### Supplied records
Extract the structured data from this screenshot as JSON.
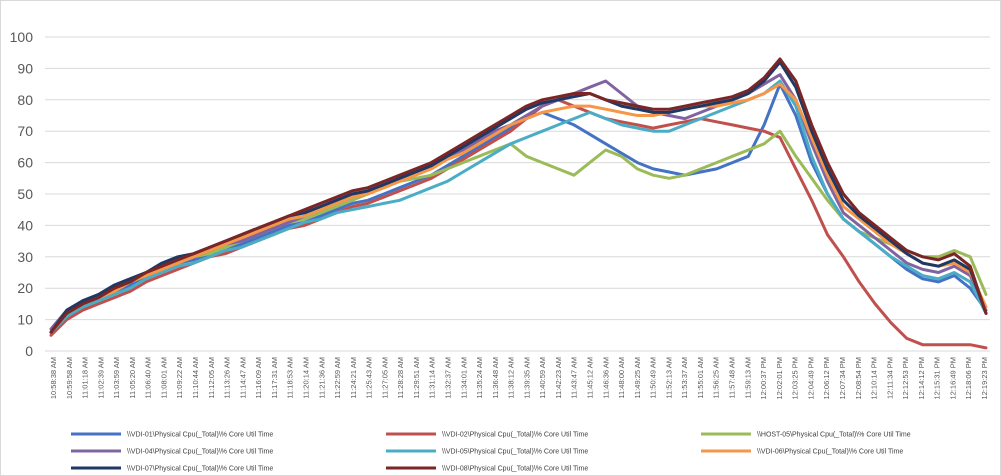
{
  "chart_data": {
    "type": "line",
    "title": "",
    "xlabel": "",
    "ylabel": "",
    "ylim": [
      0,
      100
    ],
    "yticks": [
      0,
      10,
      20,
      30,
      40,
      50,
      60,
      70,
      80,
      90,
      100
    ],
    "grid": true,
    "legend_position": "bottom",
    "x_tick_labels": [
      "10:58:38 AM",
      "10:59:58 AM",
      "11:01:18 AM",
      "11:02:39 AM",
      "11:03:59 AM",
      "11:05:20 AM",
      "11:06:40 AM",
      "11:08:01 AM",
      "11:09:22 AM",
      "11:10:44 AM",
      "11:12:05 AM",
      "11:13:26 AM",
      "11:14:47 AM",
      "11:16:09 AM",
      "11:17:31 AM",
      "11:18:53 AM",
      "11:20:14 AM",
      "11:21:36 AM",
      "11:22:59 AM",
      "11:24:21 AM",
      "11:25:43 AM",
      "11:27:05 AM",
      "11:28:28 AM",
      "11:29:51 AM",
      "11:31:14 AM",
      "11:32:37 AM",
      "11:34:01 AM",
      "11:35:24 AM",
      "11:36:48 AM",
      "11:38:12 AM",
      "11:39:35 AM",
      "11:40:59 AM",
      "11:42:23 AM",
      "11:43:47 AM",
      "11:45:12 AM",
      "11:46:36 AM",
      "11:48:00 AM",
      "11:49:25 AM",
      "11:50:49 AM",
      "11:52:13 AM",
      "11:53:37 AM",
      "11:55:01 AM",
      "11:56:25 AM",
      "11:57:48 AM",
      "11:59:13 AM",
      "12:00:37 PM",
      "12:02:01 PM",
      "12:03:25 PM",
      "12:04:49 PM",
      "12:06:12 PM",
      "12:07:34 PM",
      "12:08:54 PM",
      "12:10:14 PM",
      "12:11:34 PM",
      "12:12:53 PM",
      "12:14:12 PM",
      "12:15:31 PM",
      "12:16:49 PM",
      "12:18:06 PM",
      "12:19:23 PM"
    ],
    "series": [
      {
        "name": "\\\\VDI-01\\Physical Cpu(_Total)\\% Core Util Time",
        "color": "#4472C4",
        "values": [
          6,
          11,
          14,
          16,
          19,
          21,
          24,
          26,
          28,
          29,
          31,
          32,
          34,
          36,
          38,
          40,
          41,
          43,
          45,
          47,
          48,
          50,
          52,
          54,
          56,
          59,
          62,
          65,
          68,
          71,
          74,
          76,
          74,
          72,
          69,
          66,
          63,
          60,
          58,
          57,
          56,
          57,
          58,
          60,
          62,
          72,
          85,
          75,
          60,
          50,
          42,
          38,
          34,
          30,
          26,
          23,
          22,
          24,
          20,
          13
        ]
      },
      {
        "name": "\\\\VDI-02\\Physical Cpu(_Total)\\% Core Util Time",
        "color": "#C0504D",
        "values": [
          5,
          10,
          13,
          15,
          17,
          19,
          22,
          24,
          26,
          28,
          30,
          31,
          33,
          35,
          37,
          39,
          40,
          42,
          44,
          46,
          47,
          49,
          51,
          53,
          55,
          58,
          61,
          64,
          67,
          70,
          74,
          78,
          80,
          78,
          76,
          74,
          73,
          72,
          71,
          72,
          73,
          74,
          73,
          72,
          71,
          70,
          68,
          58,
          48,
          37,
          30,
          22,
          15,
          9,
          4,
          2,
          2,
          2,
          2,
          1
        ]
      },
      {
        "name": "\\\\HOST-05\\Physical Cpu(_Total)\\% Core Util Time",
        "color": "#9BBB59",
        "values": [
          6,
          12,
          15,
          17,
          19,
          22,
          24,
          26,
          28,
          30,
          31,
          33,
          35,
          37,
          39,
          41,
          42,
          44,
          46,
          48,
          50,
          52,
          54,
          55,
          56,
          58,
          60,
          62,
          64,
          66,
          62,
          60,
          58,
          56,
          60,
          64,
          62,
          58,
          56,
          55,
          56,
          58,
          60,
          62,
          64,
          66,
          70,
          62,
          55,
          48,
          42,
          38,
          36,
          34,
          32,
          30,
          30,
          32,
          30,
          18
        ]
      },
      {
        "name": "\\\\VDI-04\\Physical Cpu(_Total)\\% Core Util Time",
        "color": "#8064A2",
        "values": [
          7,
          13,
          16,
          18,
          21,
          23,
          25,
          27,
          29,
          30,
          32,
          34,
          35,
          37,
          39,
          41,
          43,
          45,
          47,
          49,
          51,
          53,
          55,
          57,
          59,
          62,
          64,
          67,
          70,
          72,
          75,
          78,
          80,
          82,
          84,
          86,
          82,
          78,
          76,
          75,
          74,
          76,
          78,
          80,
          82,
          85,
          88,
          80,
          66,
          54,
          44,
          40,
          36,
          32,
          28,
          26,
          25,
          27,
          24,
          12
        ]
      },
      {
        "name": "\\\\VDI-05\\Physical Cpu(_Total)\\% Core Util Time",
        "color": "#4BACC6",
        "values": [
          6,
          11,
          14,
          16,
          18,
          20,
          23,
          25,
          27,
          28,
          30,
          32,
          33,
          35,
          37,
          39,
          41,
          42,
          44,
          45,
          46,
          47,
          48,
          50,
          52,
          54,
          57,
          60,
          63,
          66,
          68,
          70,
          72,
          74,
          76,
          74,
          72,
          71,
          70,
          70,
          72,
          74,
          76,
          78,
          80,
          82,
          86,
          78,
          62,
          50,
          42,
          38,
          34,
          30,
          27,
          24,
          23,
          25,
          22,
          12
        ]
      },
      {
        "name": "\\\\VDI-06\\Physical Cpu(_Total)\\% Core Util Time",
        "color": "#F79646",
        "values": [
          6,
          12,
          15,
          17,
          19,
          22,
          24,
          26,
          28,
          30,
          32,
          34,
          36,
          38,
          40,
          42,
          43,
          45,
          47,
          49,
          50,
          52,
          54,
          56,
          58,
          61,
          63,
          66,
          69,
          72,
          74,
          76,
          77,
          78,
          78,
          77,
          76,
          75,
          75,
          76,
          77,
          78,
          78,
          79,
          80,
          82,
          85,
          80,
          68,
          56,
          46,
          42,
          38,
          34,
          31,
          28,
          27,
          28,
          25,
          14
        ]
      },
      {
        "name": "\\\\VDI-07\\Physical Cpu(_Total)\\% Core Util Time",
        "color": "#1F3864",
        "values": [
          6,
          13,
          16,
          18,
          21,
          23,
          25,
          28,
          30,
          31,
          33,
          35,
          37,
          39,
          41,
          43,
          44,
          46,
          48,
          50,
          51,
          53,
          55,
          57,
          59,
          62,
          65,
          68,
          71,
          74,
          77,
          79,
          80,
          81,
          82,
          80,
          78,
          77,
          76,
          76,
          77,
          78,
          79,
          80,
          82,
          86,
          92,
          84,
          70,
          58,
          48,
          43,
          39,
          35,
          31,
          28,
          27,
          29,
          26,
          12
        ]
      },
      {
        "name": "\\\\VDI-08\\Physical Cpu(_Total)\\% Core Util Time",
        "color": "#7B2626",
        "values": [
          6,
          12,
          15,
          17,
          20,
          22,
          25,
          27,
          29,
          31,
          33,
          35,
          37,
          39,
          41,
          43,
          45,
          47,
          49,
          51,
          52,
          54,
          56,
          58,
          60,
          63,
          66,
          69,
          72,
          75,
          78,
          80,
          81,
          82,
          82,
          80,
          79,
          78,
          77,
          77,
          78,
          79,
          80,
          81,
          83,
          87,
          93,
          86,
          72,
          60,
          50,
          44,
          40,
          36,
          32,
          30,
          29,
          31,
          27,
          12
        ]
      }
    ]
  }
}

### Task prompt
Leave the pictures out, and print every line of the listing exactly as written.

### The completed task
Extract the structured data from this screenshot as JSON.
{
  "chart_data": {
    "type": "line",
    "title": "",
    "xlabel": "",
    "ylabel": "",
    "ylim": [
      0,
      100
    ],
    "yticks": [
      0,
      10,
      20,
      30,
      40,
      50,
      60,
      70,
      80,
      90,
      100
    ],
    "grid": true,
    "legend_position": "bottom",
    "x_tick_labels": [
      "10:58:38 AM",
      "10:59:58 AM",
      "11:01:18 AM",
      "11:02:39 AM",
      "11:03:59 AM",
      "11:05:20 AM",
      "11:06:40 AM",
      "11:08:01 AM",
      "11:09:22 AM",
      "11:10:44 AM",
      "11:12:05 AM",
      "11:13:26 AM",
      "11:14:47 AM",
      "11:16:09 AM",
      "11:17:31 AM",
      "11:18:53 AM",
      "11:20:14 AM",
      "11:21:36 AM",
      "11:22:59 AM",
      "11:24:21 AM",
      "11:25:43 AM",
      "11:27:05 AM",
      "11:28:28 AM",
      "11:29:51 AM",
      "11:31:14 AM",
      "11:32:37 AM",
      "11:34:01 AM",
      "11:35:24 AM",
      "11:36:48 AM",
      "11:38:12 AM",
      "11:39:35 AM",
      "11:40:59 AM",
      "11:42:23 AM",
      "11:43:47 AM",
      "11:45:12 AM",
      "11:46:36 AM",
      "11:48:00 AM",
      "11:49:25 AM",
      "11:50:49 AM",
      "11:52:13 AM",
      "11:53:37 AM",
      "11:55:01 AM",
      "11:56:25 AM",
      "11:57:48 AM",
      "11:59:13 AM",
      "12:00:37 PM",
      "12:02:01 PM",
      "12:03:25 PM",
      "12:04:49 PM",
      "12:06:12 PM",
      "12:07:34 PM",
      "12:08:54 PM",
      "12:10:14 PM",
      "12:11:34 PM",
      "12:12:53 PM",
      "12:14:12 PM",
      "12:15:31 PM",
      "12:16:49 PM",
      "12:18:06 PM",
      "12:19:23 PM"
    ],
    "series": [
      {
        "name": "\\\\VDI-01\\Physical Cpu(_Total)\\% Core Util Time",
        "color": "#4472C4",
        "values": [
          6,
          11,
          14,
          16,
          19,
          21,
          24,
          26,
          28,
          29,
          31,
          32,
          34,
          36,
          38,
          40,
          41,
          43,
          45,
          47,
          48,
          50,
          52,
          54,
          56,
          59,
          62,
          65,
          68,
          71,
          74,
          76,
          74,
          72,
          69,
          66,
          63,
          60,
          58,
          57,
          56,
          57,
          58,
          60,
          62,
          72,
          85,
          75,
          60,
          50,
          42,
          38,
          34,
          30,
          26,
          23,
          22,
          24,
          20,
          13
        ]
      },
      {
        "name": "\\\\VDI-02\\Physical Cpu(_Total)\\% Core Util Time",
        "color": "#C0504D",
        "values": [
          5,
          10,
          13,
          15,
          17,
          19,
          22,
          24,
          26,
          28,
          30,
          31,
          33,
          35,
          37,
          39,
          40,
          42,
          44,
          46,
          47,
          49,
          51,
          53,
          55,
          58,
          61,
          64,
          67,
          70,
          74,
          78,
          80,
          78,
          76,
          74,
          73,
          72,
          71,
          72,
          73,
          74,
          73,
          72,
          71,
          70,
          68,
          58,
          48,
          37,
          30,
          22,
          15,
          9,
          4,
          2,
          2,
          2,
          2,
          1
        ]
      },
      {
        "name": "\\\\HOST-05\\Physical Cpu(_Total)\\% Core Util Time",
        "color": "#9BBB59",
        "values": [
          6,
          12,
          15,
          17,
          19,
          22,
          24,
          26,
          28,
          30,
          31,
          33,
          35,
          37,
          39,
          41,
          42,
          44,
          46,
          48,
          50,
          52,
          54,
          55,
          56,
          58,
          60,
          62,
          64,
          66,
          62,
          60,
          58,
          56,
          60,
          64,
          62,
          58,
          56,
          55,
          56,
          58,
          60,
          62,
          64,
          66,
          70,
          62,
          55,
          48,
          42,
          38,
          36,
          34,
          32,
          30,
          30,
          32,
          30,
          18
        ]
      },
      {
        "name": "\\\\VDI-04\\Physical Cpu(_Total)\\% Core Util Time",
        "color": "#8064A2",
        "values": [
          7,
          13,
          16,
          18,
          21,
          23,
          25,
          27,
          29,
          30,
          32,
          34,
          35,
          37,
          39,
          41,
          43,
          45,
          47,
          49,
          51,
          53,
          55,
          57,
          59,
          62,
          64,
          67,
          70,
          72,
          75,
          78,
          80,
          82,
          84,
          86,
          82,
          78,
          76,
          75,
          74,
          76,
          78,
          80,
          82,
          85,
          88,
          80,
          66,
          54,
          44,
          40,
          36,
          32,
          28,
          26,
          25,
          27,
          24,
          12
        ]
      },
      {
        "name": "\\\\VDI-05\\Physical Cpu(_Total)\\% Core Util Time",
        "color": "#4BACC6",
        "values": [
          6,
          11,
          14,
          16,
          18,
          20,
          23,
          25,
          27,
          28,
          30,
          32,
          33,
          35,
          37,
          39,
          41,
          42,
          44,
          45,
          46,
          47,
          48,
          50,
          52,
          54,
          57,
          60,
          63,
          66,
          68,
          70,
          72,
          74,
          76,
          74,
          72,
          71,
          70,
          70,
          72,
          74,
          76,
          78,
          80,
          82,
          86,
          78,
          62,
          50,
          42,
          38,
          34,
          30,
          27,
          24,
          23,
          25,
          22,
          12
        ]
      },
      {
        "name": "\\\\VDI-06\\Physical Cpu(_Total)\\% Core Util Time",
        "color": "#F79646",
        "values": [
          6,
          12,
          15,
          17,
          19,
          22,
          24,
          26,
          28,
          30,
          32,
          34,
          36,
          38,
          40,
          42,
          43,
          45,
          47,
          49,
          50,
          52,
          54,
          56,
          58,
          61,
          63,
          66,
          69,
          72,
          74,
          76,
          77,
          78,
          78,
          77,
          76,
          75,
          75,
          76,
          77,
          78,
          78,
          79,
          80,
          82,
          85,
          80,
          68,
          56,
          46,
          42,
          38,
          34,
          31,
          28,
          27,
          28,
          25,
          14
        ]
      },
      {
        "name": "\\\\VDI-07\\Physical Cpu(_Total)\\% Core Util Time",
        "color": "#1F3864",
        "values": [
          6,
          13,
          16,
          18,
          21,
          23,
          25,
          28,
          30,
          31,
          33,
          35,
          37,
          39,
          41,
          43,
          44,
          46,
          48,
          50,
          51,
          53,
          55,
          57,
          59,
          62,
          65,
          68,
          71,
          74,
          77,
          79,
          80,
          81,
          82,
          80,
          78,
          77,
          76,
          76,
          77,
          78,
          79,
          80,
          82,
          86,
          92,
          84,
          70,
          58,
          48,
          43,
          39,
          35,
          31,
          28,
          27,
          29,
          26,
          12
        ]
      },
      {
        "name": "\\\\VDI-08\\Physical Cpu(_Total)\\% Core Util Time",
        "color": "#7B2626",
        "values": [
          6,
          12,
          15,
          17,
          20,
          22,
          25,
          27,
          29,
          31,
          33,
          35,
          37,
          39,
          41,
          43,
          45,
          47,
          49,
          51,
          52,
          54,
          56,
          58,
          60,
          63,
          66,
          69,
          72,
          75,
          78,
          80,
          81,
          82,
          82,
          80,
          79,
          78,
          77,
          77,
          78,
          79,
          80,
          81,
          83,
          87,
          93,
          86,
          72,
          60,
          50,
          44,
          40,
          36,
          32,
          30,
          29,
          31,
          27,
          12
        ]
      }
    ]
  }
}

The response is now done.